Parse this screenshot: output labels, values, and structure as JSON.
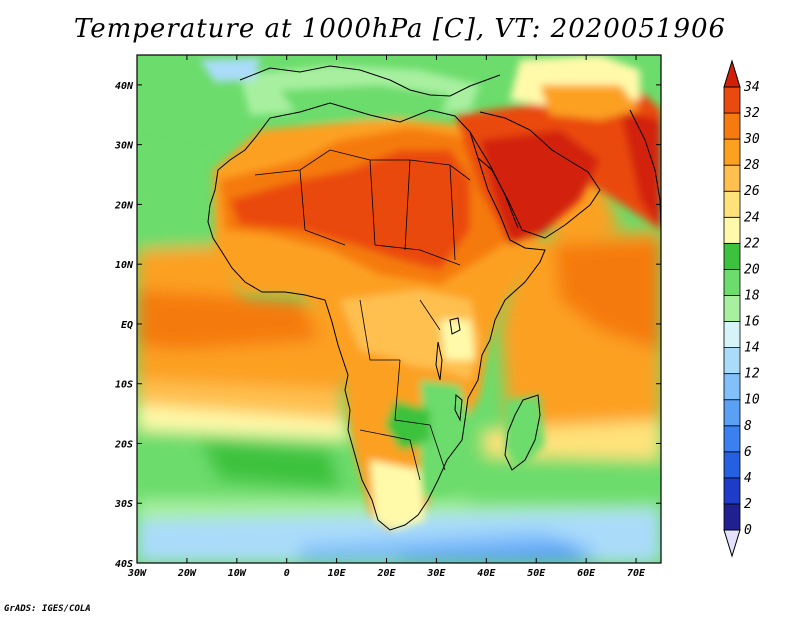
{
  "title": "Temperature at 1000hPa [C], VT: 2020051906",
  "credit": "GrADS: IGES/COLA",
  "map": {
    "variable": "Temperature",
    "level": "1000hPa",
    "units": "C",
    "valid_time": "2020051906",
    "lon_range": [
      -30,
      75
    ],
    "lat_range": [
      -40,
      45
    ],
    "x_ticks": [
      {
        "value": -30,
        "label": "30W"
      },
      {
        "value": -20,
        "label": "20W"
      },
      {
        "value": -10,
        "label": "10W"
      },
      {
        "value": 0,
        "label": "0"
      },
      {
        "value": 10,
        "label": "10E"
      },
      {
        "value": 20,
        "label": "20E"
      },
      {
        "value": 30,
        "label": "30E"
      },
      {
        "value": 40,
        "label": "40E"
      },
      {
        "value": 50,
        "label": "50E"
      },
      {
        "value": 60,
        "label": "60E"
      },
      {
        "value": 70,
        "label": "70E"
      }
    ],
    "y_ticks": [
      {
        "value": 40,
        "label": "40N"
      },
      {
        "value": 30,
        "label": "30N"
      },
      {
        "value": 20,
        "label": "20N"
      },
      {
        "value": 10,
        "label": "10N"
      },
      {
        "value": 0,
        "label": "EQ"
      },
      {
        "value": -10,
        "label": "10S"
      },
      {
        "value": -20,
        "label": "20S"
      },
      {
        "value": -30,
        "label": "30S"
      },
      {
        "value": -40,
        "label": "40S"
      }
    ]
  },
  "colorbar": {
    "levels": [
      0,
      2,
      4,
      6,
      8,
      10,
      12,
      14,
      16,
      18,
      20,
      22,
      24,
      26,
      28,
      30,
      32,
      34
    ],
    "colors": [
      "#202090",
      "#1e3cc8",
      "#2560e0",
      "#3a80f0",
      "#5aa0f5",
      "#82c0fa",
      "#aadcfa",
      "#d6f4f8",
      "#a8f0a0",
      "#6cdc6c",
      "#3cc23c",
      "#fffaaa",
      "#ffe27a",
      "#ffc050",
      "#fca020",
      "#f57a10",
      "#ea4a10",
      "#d22008"
    ],
    "low_color": "#e2e2fc",
    "high_color": "#d22008"
  }
}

********************

** WRITTEN INSTRUCTION **
Set down the complete material exactly, but do not include the images.

** RESPONSE **
Parse this screenshot: output labels, values, and structure as JSON.
{
  "title": "Temperature at 1000hPa [C], VT: 2020051906",
  "credit": "GrADS: IGES/COLA",
  "map": {
    "variable": "Temperature",
    "level": "1000hPa",
    "units": "C",
    "valid_time": "2020051906",
    "lon_range": [
      -30,
      75
    ],
    "lat_range": [
      -40,
      45
    ],
    "x_ticks": [
      {
        "value": -30,
        "label": "30W"
      },
      {
        "value": -20,
        "label": "20W"
      },
      {
        "value": -10,
        "label": "10W"
      },
      {
        "value": 0,
        "label": "0"
      },
      {
        "value": 10,
        "label": "10E"
      },
      {
        "value": 20,
        "label": "20E"
      },
      {
        "value": 30,
        "label": "30E"
      },
      {
        "value": 40,
        "label": "40E"
      },
      {
        "value": 50,
        "label": "50E"
      },
      {
        "value": 60,
        "label": "60E"
      },
      {
        "value": 70,
        "label": "70E"
      }
    ],
    "y_ticks": [
      {
        "value": 40,
        "label": "40N"
      },
      {
        "value": 30,
        "label": "30N"
      },
      {
        "value": 20,
        "label": "20N"
      },
      {
        "value": 10,
        "label": "10N"
      },
      {
        "value": 0,
        "label": "EQ"
      },
      {
        "value": -10,
        "label": "10S"
      },
      {
        "value": -20,
        "label": "20S"
      },
      {
        "value": -30,
        "label": "30S"
      },
      {
        "value": -40,
        "label": "40S"
      }
    ]
  },
  "colorbar": {
    "levels": [
      0,
      2,
      4,
      6,
      8,
      10,
      12,
      14,
      16,
      18,
      20,
      22,
      24,
      26,
      28,
      30,
      32,
      34
    ],
    "colors": [
      "#202090",
      "#1e3cc8",
      "#2560e0",
      "#3a80f0",
      "#5aa0f5",
      "#82c0fa",
      "#aadcfa",
      "#d6f4f8",
      "#a8f0a0",
      "#6cdc6c",
      "#3cc23c",
      "#fffaaa",
      "#ffe27a",
      "#ffc050",
      "#fca020",
      "#f57a10",
      "#ea4a10",
      "#d22008"
    ],
    "low_color": "#e2e2fc",
    "high_color": "#d22008"
  }
}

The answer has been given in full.